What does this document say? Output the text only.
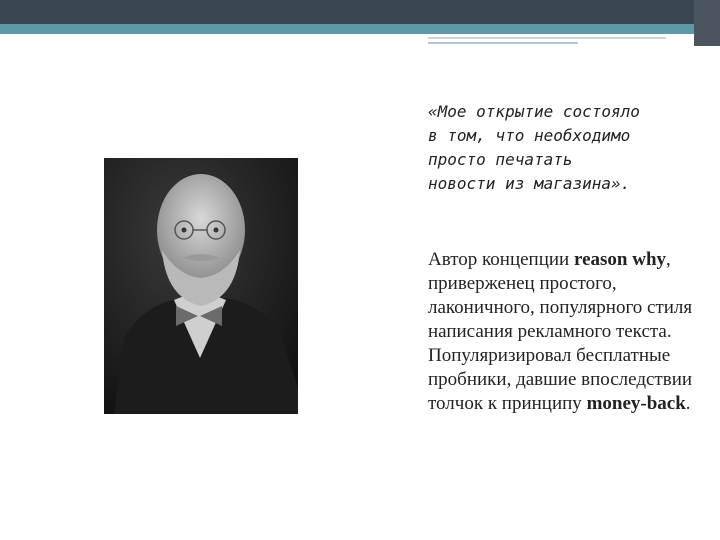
«Мое открытие состояло
в том, что необходимо
просто печатать
новости из магазина».
Автор концепции reason why, приверженец простого, лаконичного, популярного стиля написания рекламного текста. Популяризировал бесплатные пробники, давшие впоследствии толчок к принципу money-back.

- Task prompt -
All of the data above should be transcribed verbatim, with pictures omitted.

- Answer for the task -
What does this document say? Output the text only.
«Мое открытие состояло
в том, что необходимо
просто печатать
новости из магазина».
Автор концепции reason why, приверженец простого, лаконичного, популярного стиля написания рекламного текста. Популяризировал бесплатные пробники, давшие впоследствии толчок к принципу money-back.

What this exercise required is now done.